▶ [Collected data entries]:
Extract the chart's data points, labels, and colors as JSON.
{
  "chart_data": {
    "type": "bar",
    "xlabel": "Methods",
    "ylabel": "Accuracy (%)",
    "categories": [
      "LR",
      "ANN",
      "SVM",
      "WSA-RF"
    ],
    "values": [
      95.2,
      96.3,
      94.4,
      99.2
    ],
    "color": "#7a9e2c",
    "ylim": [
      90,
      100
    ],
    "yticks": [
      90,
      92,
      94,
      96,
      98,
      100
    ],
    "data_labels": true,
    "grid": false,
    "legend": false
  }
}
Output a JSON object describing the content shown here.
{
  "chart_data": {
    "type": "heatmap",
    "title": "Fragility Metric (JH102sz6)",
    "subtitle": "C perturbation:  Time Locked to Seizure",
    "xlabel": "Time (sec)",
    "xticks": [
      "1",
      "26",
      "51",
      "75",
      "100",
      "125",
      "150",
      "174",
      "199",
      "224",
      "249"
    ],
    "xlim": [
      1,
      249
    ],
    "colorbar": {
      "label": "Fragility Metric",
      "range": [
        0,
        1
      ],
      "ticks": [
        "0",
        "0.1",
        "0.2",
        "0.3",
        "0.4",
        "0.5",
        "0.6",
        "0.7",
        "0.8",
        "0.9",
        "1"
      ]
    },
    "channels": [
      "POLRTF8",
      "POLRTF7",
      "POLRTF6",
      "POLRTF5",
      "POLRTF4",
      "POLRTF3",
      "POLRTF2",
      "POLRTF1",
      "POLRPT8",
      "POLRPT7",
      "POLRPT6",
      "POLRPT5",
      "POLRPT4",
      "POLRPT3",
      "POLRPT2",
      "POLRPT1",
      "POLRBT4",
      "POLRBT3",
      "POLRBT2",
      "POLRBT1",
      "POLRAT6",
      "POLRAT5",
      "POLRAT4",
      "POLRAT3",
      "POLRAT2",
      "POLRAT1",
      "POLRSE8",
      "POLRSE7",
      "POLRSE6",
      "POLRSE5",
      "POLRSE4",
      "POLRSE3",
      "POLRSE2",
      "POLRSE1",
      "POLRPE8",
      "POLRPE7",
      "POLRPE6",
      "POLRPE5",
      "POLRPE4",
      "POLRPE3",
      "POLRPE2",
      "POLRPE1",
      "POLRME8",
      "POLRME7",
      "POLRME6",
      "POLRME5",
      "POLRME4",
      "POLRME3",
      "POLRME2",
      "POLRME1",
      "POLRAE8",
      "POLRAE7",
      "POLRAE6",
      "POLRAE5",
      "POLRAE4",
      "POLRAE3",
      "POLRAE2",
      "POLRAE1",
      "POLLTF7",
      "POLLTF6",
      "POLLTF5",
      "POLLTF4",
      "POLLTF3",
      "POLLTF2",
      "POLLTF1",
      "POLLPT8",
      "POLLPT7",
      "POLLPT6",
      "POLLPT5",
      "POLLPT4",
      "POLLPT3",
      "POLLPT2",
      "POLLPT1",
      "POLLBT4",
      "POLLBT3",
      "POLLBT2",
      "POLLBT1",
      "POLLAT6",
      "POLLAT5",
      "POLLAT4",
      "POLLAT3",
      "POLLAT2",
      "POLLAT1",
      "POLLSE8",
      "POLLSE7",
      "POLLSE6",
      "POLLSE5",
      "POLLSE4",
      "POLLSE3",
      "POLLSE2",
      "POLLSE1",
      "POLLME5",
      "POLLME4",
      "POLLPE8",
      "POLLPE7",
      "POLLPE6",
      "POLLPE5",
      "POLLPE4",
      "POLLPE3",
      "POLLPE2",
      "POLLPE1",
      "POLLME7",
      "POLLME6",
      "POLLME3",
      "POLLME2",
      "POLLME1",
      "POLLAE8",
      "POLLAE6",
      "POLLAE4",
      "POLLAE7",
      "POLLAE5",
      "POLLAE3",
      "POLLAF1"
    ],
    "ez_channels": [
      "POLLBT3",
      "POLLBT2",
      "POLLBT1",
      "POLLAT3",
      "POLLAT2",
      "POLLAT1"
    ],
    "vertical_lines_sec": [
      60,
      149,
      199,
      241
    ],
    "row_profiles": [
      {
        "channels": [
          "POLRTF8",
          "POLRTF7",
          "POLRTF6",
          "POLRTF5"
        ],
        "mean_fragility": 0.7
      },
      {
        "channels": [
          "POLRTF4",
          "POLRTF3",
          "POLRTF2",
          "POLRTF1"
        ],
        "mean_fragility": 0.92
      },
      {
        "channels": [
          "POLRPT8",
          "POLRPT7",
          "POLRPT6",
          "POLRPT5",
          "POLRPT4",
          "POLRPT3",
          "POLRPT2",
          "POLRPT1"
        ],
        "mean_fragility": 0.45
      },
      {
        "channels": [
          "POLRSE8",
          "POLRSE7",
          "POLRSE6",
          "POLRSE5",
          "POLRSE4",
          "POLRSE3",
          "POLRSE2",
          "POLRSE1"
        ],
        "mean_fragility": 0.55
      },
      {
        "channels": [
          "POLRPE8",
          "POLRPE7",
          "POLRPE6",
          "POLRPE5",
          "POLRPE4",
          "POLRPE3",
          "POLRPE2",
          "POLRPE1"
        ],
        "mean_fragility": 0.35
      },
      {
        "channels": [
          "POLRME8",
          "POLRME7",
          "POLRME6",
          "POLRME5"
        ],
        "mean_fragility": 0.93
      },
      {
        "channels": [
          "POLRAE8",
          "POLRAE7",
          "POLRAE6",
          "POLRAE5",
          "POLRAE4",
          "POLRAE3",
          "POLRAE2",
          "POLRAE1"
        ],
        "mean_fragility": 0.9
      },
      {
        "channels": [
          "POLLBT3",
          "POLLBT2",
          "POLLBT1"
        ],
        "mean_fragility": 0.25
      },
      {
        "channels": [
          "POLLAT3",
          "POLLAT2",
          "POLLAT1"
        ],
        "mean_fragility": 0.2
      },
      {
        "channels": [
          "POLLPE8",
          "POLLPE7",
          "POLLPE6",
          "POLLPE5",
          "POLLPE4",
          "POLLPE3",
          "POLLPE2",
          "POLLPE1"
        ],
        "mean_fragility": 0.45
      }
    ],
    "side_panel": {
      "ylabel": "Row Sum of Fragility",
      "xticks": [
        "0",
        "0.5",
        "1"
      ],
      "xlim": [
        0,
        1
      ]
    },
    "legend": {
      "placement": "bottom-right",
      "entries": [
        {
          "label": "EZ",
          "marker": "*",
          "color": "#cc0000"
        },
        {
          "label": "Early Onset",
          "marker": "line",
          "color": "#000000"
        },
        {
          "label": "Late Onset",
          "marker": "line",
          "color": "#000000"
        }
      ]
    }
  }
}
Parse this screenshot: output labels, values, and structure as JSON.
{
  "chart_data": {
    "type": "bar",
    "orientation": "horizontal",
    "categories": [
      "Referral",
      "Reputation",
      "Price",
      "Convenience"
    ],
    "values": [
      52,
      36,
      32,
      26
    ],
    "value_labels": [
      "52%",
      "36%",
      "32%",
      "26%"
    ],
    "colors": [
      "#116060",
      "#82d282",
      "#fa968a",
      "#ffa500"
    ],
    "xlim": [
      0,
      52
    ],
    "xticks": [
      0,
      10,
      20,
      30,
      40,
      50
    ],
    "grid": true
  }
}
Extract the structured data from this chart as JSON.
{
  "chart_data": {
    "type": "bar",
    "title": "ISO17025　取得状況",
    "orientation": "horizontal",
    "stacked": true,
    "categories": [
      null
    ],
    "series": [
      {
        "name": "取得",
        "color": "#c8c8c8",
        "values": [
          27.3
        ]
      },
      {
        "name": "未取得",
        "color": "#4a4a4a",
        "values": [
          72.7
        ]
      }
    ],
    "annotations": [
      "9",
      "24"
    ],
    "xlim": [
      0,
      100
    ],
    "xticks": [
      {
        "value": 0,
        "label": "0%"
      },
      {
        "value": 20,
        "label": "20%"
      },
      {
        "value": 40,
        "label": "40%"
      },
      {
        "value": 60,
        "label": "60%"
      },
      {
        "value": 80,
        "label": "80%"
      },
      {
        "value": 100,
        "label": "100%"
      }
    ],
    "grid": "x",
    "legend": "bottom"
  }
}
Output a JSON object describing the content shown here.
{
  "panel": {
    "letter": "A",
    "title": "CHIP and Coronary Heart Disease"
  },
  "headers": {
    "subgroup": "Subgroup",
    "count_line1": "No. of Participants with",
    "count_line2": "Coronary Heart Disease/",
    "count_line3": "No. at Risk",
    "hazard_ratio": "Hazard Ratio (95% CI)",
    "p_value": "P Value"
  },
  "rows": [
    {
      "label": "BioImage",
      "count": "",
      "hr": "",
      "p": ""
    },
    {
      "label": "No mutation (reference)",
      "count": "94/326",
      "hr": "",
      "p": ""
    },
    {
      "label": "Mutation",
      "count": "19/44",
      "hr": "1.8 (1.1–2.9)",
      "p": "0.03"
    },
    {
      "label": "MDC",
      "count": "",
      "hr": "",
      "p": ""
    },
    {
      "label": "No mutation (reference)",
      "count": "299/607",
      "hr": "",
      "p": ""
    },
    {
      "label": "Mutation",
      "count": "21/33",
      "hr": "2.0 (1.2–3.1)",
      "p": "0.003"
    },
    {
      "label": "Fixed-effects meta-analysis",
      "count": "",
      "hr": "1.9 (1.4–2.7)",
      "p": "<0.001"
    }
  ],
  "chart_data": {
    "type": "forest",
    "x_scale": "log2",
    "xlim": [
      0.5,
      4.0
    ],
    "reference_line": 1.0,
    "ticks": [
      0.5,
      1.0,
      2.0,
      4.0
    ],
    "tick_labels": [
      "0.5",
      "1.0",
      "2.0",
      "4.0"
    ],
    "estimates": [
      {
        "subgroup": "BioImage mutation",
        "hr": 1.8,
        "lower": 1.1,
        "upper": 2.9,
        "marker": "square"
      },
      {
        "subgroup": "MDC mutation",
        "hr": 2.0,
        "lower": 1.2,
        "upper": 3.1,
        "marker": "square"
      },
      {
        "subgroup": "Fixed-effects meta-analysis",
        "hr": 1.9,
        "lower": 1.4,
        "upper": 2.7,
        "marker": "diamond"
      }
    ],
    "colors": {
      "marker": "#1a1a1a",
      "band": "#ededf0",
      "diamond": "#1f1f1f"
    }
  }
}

▶ [WHAT IS EXPECTED]:
Go through the data above and find the lines with the word "meta". Copy each of those lines.

▶ [ANSWER FOR THE TASK]:
      "label": "Fixed-effects meta-analysis",
        "subgroup": "Fixed-effects meta-analysis",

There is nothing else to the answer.